Given task
Transcribe the whole listing without a single picture.

Source material
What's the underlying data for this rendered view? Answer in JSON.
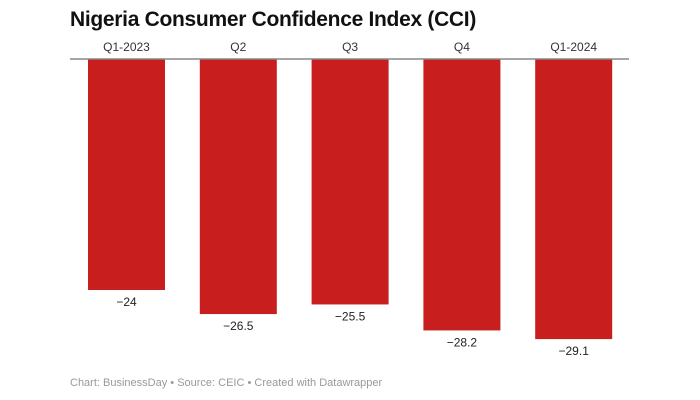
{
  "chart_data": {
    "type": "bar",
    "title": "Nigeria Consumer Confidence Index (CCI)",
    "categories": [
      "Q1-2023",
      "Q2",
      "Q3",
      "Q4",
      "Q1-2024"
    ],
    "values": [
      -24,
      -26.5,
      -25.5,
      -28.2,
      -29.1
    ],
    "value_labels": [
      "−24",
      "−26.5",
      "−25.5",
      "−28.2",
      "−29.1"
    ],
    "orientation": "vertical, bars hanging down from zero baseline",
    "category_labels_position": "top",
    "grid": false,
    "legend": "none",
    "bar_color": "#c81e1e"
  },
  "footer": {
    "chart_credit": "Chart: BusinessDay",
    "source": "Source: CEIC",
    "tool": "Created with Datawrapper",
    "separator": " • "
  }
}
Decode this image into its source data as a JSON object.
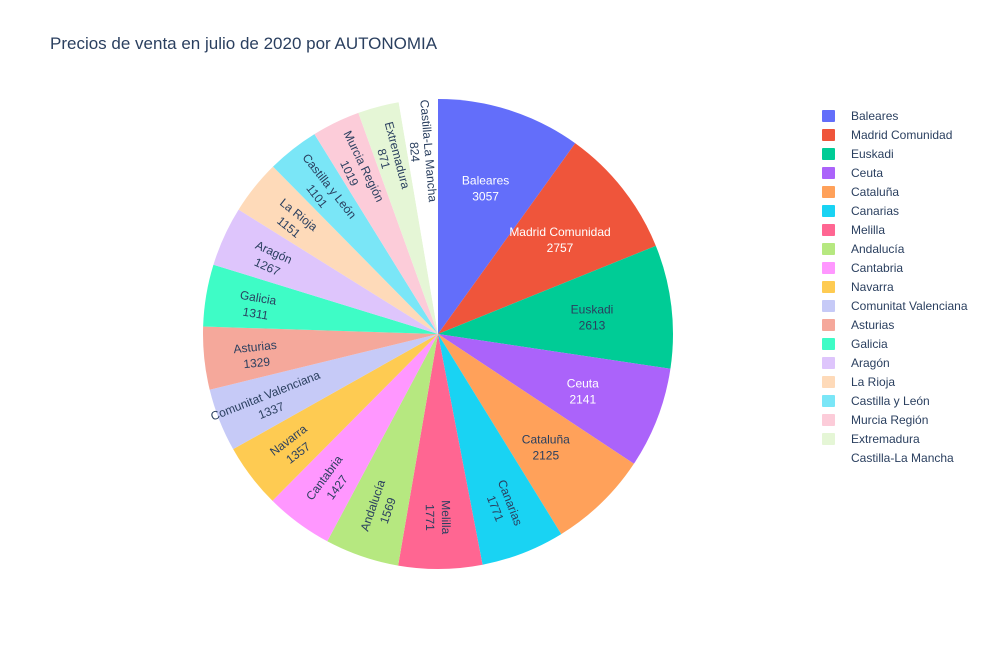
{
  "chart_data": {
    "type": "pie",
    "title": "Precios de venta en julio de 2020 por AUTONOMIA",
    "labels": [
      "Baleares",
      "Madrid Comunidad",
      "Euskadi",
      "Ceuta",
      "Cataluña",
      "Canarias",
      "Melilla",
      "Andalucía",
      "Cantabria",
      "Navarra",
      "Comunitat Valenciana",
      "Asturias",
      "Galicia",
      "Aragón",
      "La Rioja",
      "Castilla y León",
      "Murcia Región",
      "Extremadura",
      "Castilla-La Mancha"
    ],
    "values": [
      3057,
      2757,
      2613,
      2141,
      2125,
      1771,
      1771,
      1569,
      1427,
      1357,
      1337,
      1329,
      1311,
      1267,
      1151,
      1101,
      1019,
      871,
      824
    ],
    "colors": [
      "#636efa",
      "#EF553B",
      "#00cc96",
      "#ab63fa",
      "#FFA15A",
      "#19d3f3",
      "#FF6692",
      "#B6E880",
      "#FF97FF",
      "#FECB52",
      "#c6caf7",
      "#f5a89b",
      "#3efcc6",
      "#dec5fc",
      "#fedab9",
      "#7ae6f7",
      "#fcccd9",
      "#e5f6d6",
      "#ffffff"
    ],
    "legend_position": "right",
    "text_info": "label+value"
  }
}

Answer for this exercise
What's the underlying data for this rendered view? Answer in JSON.
{
  "chart_data": {
    "type": "bar",
    "title": "Nigeria Consumer Confidence Index (CCI)",
    "categories": [
      "Q1-2023",
      "Q2",
      "Q3",
      "Q4",
      "Q1-2024"
    ],
    "values": [
      -24,
      -26.5,
      -25.5,
      -28.2,
      -29.1
    ],
    "value_labels": [
      "−24",
      "−26.5",
      "−25.5",
      "−28.2",
      "−29.1"
    ],
    "orientation": "vertical, bars hanging down from zero baseline",
    "category_labels_position": "top",
    "grid": false,
    "legend": "none",
    "bar_color": "#c81e1e"
  },
  "footer": {
    "chart_credit": "Chart: BusinessDay",
    "source": "Source: CEIC",
    "tool": "Created with Datawrapper",
    "separator": " • "
  }
}
Decode this image into its source data as a JSON object.
{
  "chart_data": {
    "type": "pie",
    "title": "Precios de venta en julio de 2020 por AUTONOMIA",
    "labels": [
      "Baleares",
      "Madrid Comunidad",
      "Euskadi",
      "Ceuta",
      "Cataluña",
      "Canarias",
      "Melilla",
      "Andalucía",
      "Cantabria",
      "Navarra",
      "Comunitat Valenciana",
      "Asturias",
      "Galicia",
      "Aragón",
      "La Rioja",
      "Castilla y León",
      "Murcia Región",
      "Extremadura",
      "Castilla-La Mancha"
    ],
    "values": [
      3057,
      2757,
      2613,
      2141,
      2125,
      1771,
      1771,
      1569,
      1427,
      1357,
      1337,
      1329,
      1311,
      1267,
      1151,
      1101,
      1019,
      871,
      824
    ],
    "colors": [
      "#636efa",
      "#EF553B",
      "#00cc96",
      "#ab63fa",
      "#FFA15A",
      "#19d3f3",
      "#FF6692",
      "#B6E880",
      "#FF97FF",
      "#FECB52",
      "#c6caf7",
      "#f5a89b",
      "#3efcc6",
      "#dec5fc",
      "#fedab9",
      "#7ae6f7",
      "#fcccd9",
      "#e5f6d6",
      "#ffffff"
    ],
    "legend_position": "right",
    "text_info": "label+value"
  }
}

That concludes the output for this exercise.